## Instructions to follow
Go through the material below, count the lines with the word "this", and reply with the count alone.

## Given records
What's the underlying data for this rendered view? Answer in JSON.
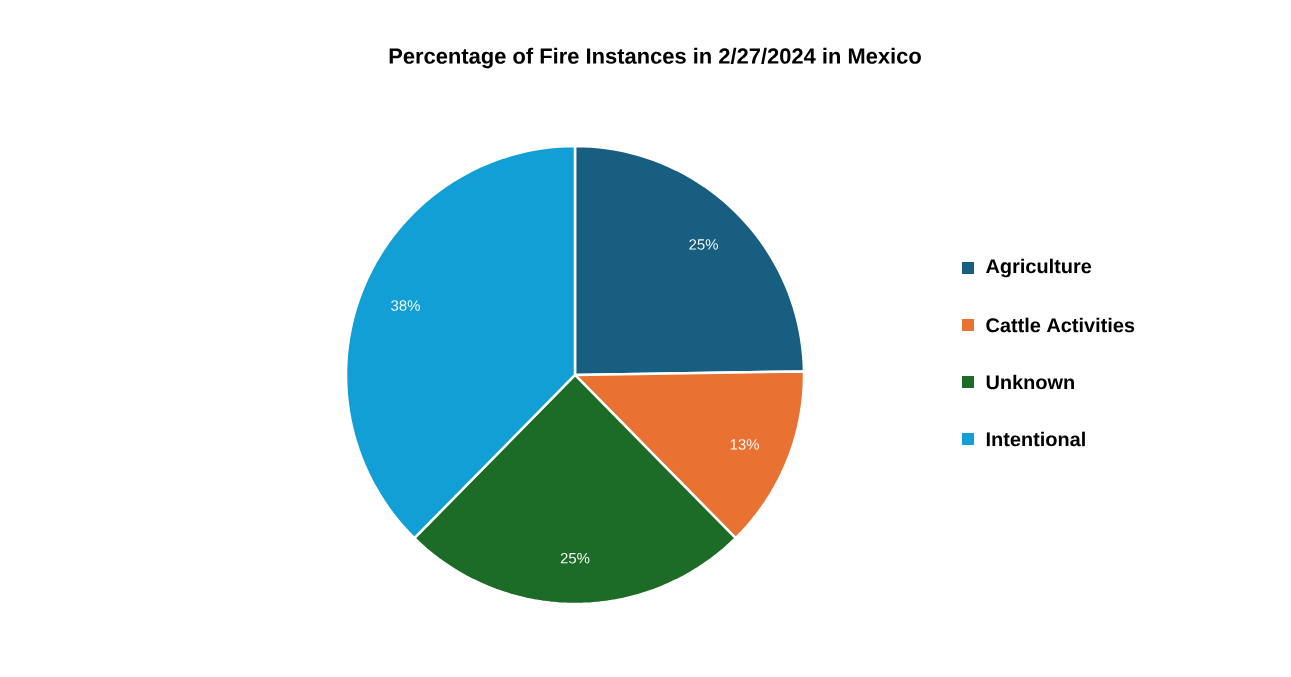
{
  "chart_data": {
    "type": "pie",
    "title": "Percentage of Fire Instances in 2/27/2024 in Mexico",
    "categories": [
      "Agriculture",
      "Cattle Activities",
      "Unknown",
      "Intentional"
    ],
    "values": [
      25,
      13,
      25,
      38
    ],
    "colors": [
      "#175e80",
      "#e97132",
      "#1c6b27",
      "#119fd6"
    ],
    "value_labels": [
      "25%",
      "13%",
      "25%",
      "38%"
    ],
    "legend": "right"
  }
}
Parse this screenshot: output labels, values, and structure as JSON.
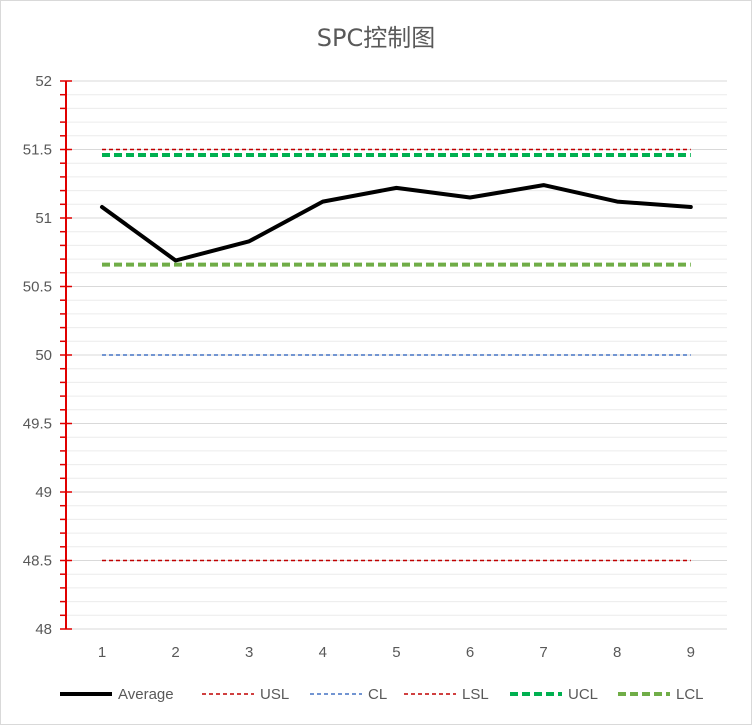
{
  "chart_data": {
    "type": "line",
    "title": "SPC控制图",
    "x": [
      "1",
      "2",
      "3",
      "4",
      "5",
      "6",
      "7",
      "8",
      "9"
    ],
    "ylim": [
      48,
      52
    ],
    "yticks": [
      "48",
      "48.5",
      "49",
      "49.5",
      "50",
      "50.5",
      "51",
      "51.5",
      "52"
    ],
    "ymajor_step": 0.5,
    "ygrid_minor_step": 0.1,
    "grid": true,
    "legend_position": "bottom",
    "series": [
      {
        "name": "Average",
        "values": [
          51.08,
          50.69,
          50.83,
          51.12,
          51.22,
          51.15,
          51.24,
          51.12,
          51.08
        ],
        "color": "#000000",
        "style": "solid"
      },
      {
        "name": "USL",
        "values": [
          51.5,
          51.5,
          51.5,
          51.5,
          51.5,
          51.5,
          51.5,
          51.5,
          51.5
        ],
        "color": "#c00000",
        "style": "dashed"
      },
      {
        "name": "CL",
        "values": [
          50,
          50,
          50,
          50,
          50,
          50,
          50,
          50,
          50
        ],
        "color": "#4472c4",
        "style": "dashed"
      },
      {
        "name": "LSL",
        "values": [
          48.5,
          48.5,
          48.5,
          48.5,
          48.5,
          48.5,
          48.5,
          48.5,
          48.5
        ],
        "color": "#c00000",
        "style": "dashed"
      },
      {
        "name": "UCL",
        "values": [
          51.46,
          51.46,
          51.46,
          51.46,
          51.46,
          51.46,
          51.46,
          51.46,
          51.46
        ],
        "color": "#00b050",
        "style": "thick-dashed"
      },
      {
        "name": "LCL",
        "values": [
          50.66,
          50.66,
          50.66,
          50.66,
          50.66,
          50.66,
          50.66,
          50.66,
          50.66
        ],
        "color": "#70ad47",
        "style": "thick-dashed"
      }
    ],
    "axis_color": "#e00000"
  }
}
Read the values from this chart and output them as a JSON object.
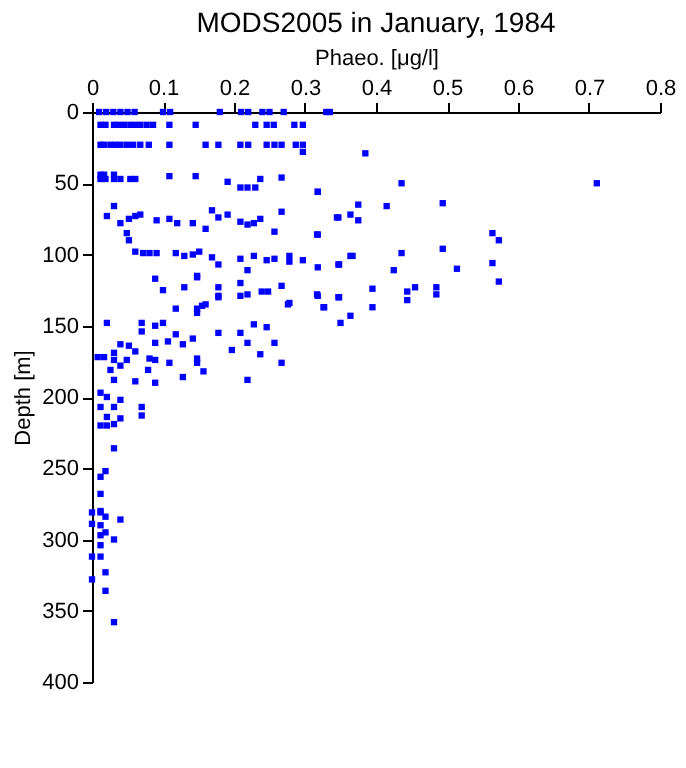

## Written answer
3